-- Start of TASK MATERIAL --

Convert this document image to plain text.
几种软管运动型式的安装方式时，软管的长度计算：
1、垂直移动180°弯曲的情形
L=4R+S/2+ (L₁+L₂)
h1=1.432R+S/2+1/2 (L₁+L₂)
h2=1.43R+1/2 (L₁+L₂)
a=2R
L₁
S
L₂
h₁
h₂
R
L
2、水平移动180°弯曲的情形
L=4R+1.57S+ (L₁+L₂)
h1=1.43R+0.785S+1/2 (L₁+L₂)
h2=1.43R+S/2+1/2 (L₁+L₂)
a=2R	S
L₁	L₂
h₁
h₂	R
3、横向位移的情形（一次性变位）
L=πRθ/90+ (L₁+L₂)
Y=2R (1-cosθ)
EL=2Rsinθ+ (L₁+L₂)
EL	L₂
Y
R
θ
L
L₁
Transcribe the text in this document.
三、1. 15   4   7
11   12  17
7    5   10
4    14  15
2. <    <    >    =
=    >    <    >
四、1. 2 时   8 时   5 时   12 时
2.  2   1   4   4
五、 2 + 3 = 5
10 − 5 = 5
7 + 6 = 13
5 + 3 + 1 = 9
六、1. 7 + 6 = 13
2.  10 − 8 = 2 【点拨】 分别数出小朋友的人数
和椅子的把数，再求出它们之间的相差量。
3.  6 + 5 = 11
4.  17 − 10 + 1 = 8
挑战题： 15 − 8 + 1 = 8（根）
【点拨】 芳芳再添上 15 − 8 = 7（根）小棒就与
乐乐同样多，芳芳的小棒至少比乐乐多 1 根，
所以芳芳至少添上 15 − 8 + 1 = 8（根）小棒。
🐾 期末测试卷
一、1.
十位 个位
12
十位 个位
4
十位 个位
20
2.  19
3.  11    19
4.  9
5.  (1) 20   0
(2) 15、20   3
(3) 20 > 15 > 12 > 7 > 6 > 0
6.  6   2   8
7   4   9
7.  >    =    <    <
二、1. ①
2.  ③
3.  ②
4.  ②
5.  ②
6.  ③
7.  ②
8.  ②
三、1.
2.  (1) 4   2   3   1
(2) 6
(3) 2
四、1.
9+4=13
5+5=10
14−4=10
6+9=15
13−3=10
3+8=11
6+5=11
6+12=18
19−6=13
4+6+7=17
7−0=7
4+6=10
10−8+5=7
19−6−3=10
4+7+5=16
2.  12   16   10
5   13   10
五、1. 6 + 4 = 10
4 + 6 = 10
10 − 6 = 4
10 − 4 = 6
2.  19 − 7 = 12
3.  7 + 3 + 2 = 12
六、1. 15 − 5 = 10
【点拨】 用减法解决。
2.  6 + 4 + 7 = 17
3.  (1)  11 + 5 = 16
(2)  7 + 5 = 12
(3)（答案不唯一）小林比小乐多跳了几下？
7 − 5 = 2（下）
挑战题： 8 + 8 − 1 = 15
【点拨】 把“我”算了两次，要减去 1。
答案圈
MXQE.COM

-- End of TASK MATERIAL --

Above are the records; copy all of them exactly.

▸ **FULL RESPONSE**
Convert this document image to plain text.
几种软管运动型式的安装方式时，软管的长度计算：
1、垂直移动180°弯曲的情形
L=4R+S/2+ (L₁+L₂)
h1=1.432R+S/2+1/2 (L₁+L₂)
h2=1.43R+1/2 (L₁+L₂)
a=2R
L₁
S
L₂
h₁
h₂
R
L
2、水平移动180°弯曲的情形
L=4R+1.57S+ (L₁+L₂)
h1=1.43R+0.785S+1/2 (L₁+L₂)
h2=1.43R+S/2+1/2 (L₁+L₂)
a=2R	S
L₁	L₂
h₁
h₂	R
3、横向位移的情形（一次性变位）
L=πRθ/90+ (L₁+L₂)
Y=2R (1-cosθ)
EL=2Rsinθ+ (L₁+L₂)
EL	L₂
Y
R
θ
L
L₁
Transcribe the text in this document.
三、1. 15   4   7
11   12  17
7    5   10
4    14  15
2. <    <    >    =
=    >    <    >
四、1. 2 时   8 时   5 时   12 时
2.  2   1   4   4
五、 2 + 3 = 5
10 − 5 = 5
7 + 6 = 13
5 + 3 + 1 = 9
六、1. 7 + 6 = 13
2.  10 − 8 = 2 【点拨】 分别数出小朋友的人数
和椅子的把数，再求出它们之间的相差量。
3.  6 + 5 = 11
4.  17 − 10 + 1 = 8
挑战题： 15 − 8 + 1 = 8（根）
【点拨】 芳芳再添上 15 − 8 = 7（根）小棒就与
乐乐同样多，芳芳的小棒至少比乐乐多 1 根，
所以芳芳至少添上 15 − 8 + 1 = 8（根）小棒。
🐾 期末测试卷
一、1.
十位 个位
12
十位 个位
4
十位 个位
20
2.  19
3.  11    19
4.  9
5.  (1) 20   0
(2) 15、20   3
(3) 20 > 15 > 12 > 7 > 6 > 0
6.  6   2   8
7   4   9
7.  >    =    <    <
二、1. ①
2.  ③
3.  ②
4.  ②
5.  ②
6.  ③
7.  ②
8.  ②
三、1.
2.  (1) 4   2   3   1
(2) 6
(3) 2
四、1.
9+4=13
5+5=10
14−4=10
6+9=15
13−3=10
3+8=11
6+5=11
6+12=18
19−6=13
4+6+7=17
7−0=7
4+6=10
10−8+5=7
19−6−3=10
4+7+5=16
2.  12   16   10
5   13   10
五、1. 6 + 4 = 10
4 + 6 = 10
10 − 6 = 4
10 − 4 = 6
2.  19 − 7 = 12
3.  7 + 3 + 2 = 12
六、1. 15 − 5 = 10
【点拨】 用减法解决。
2.  6 + 4 + 7 = 17
3.  (1)  11 + 5 = 16
(2)  7 + 5 = 12
(3)（答案不唯一）小林比小乐多跳了几下？
7 − 5 = 2（下）
挑战题： 8 + 8 − 1 = 15
【点拨】 把“我”算了两次，要减去 1。
答案圈
MXQE.COM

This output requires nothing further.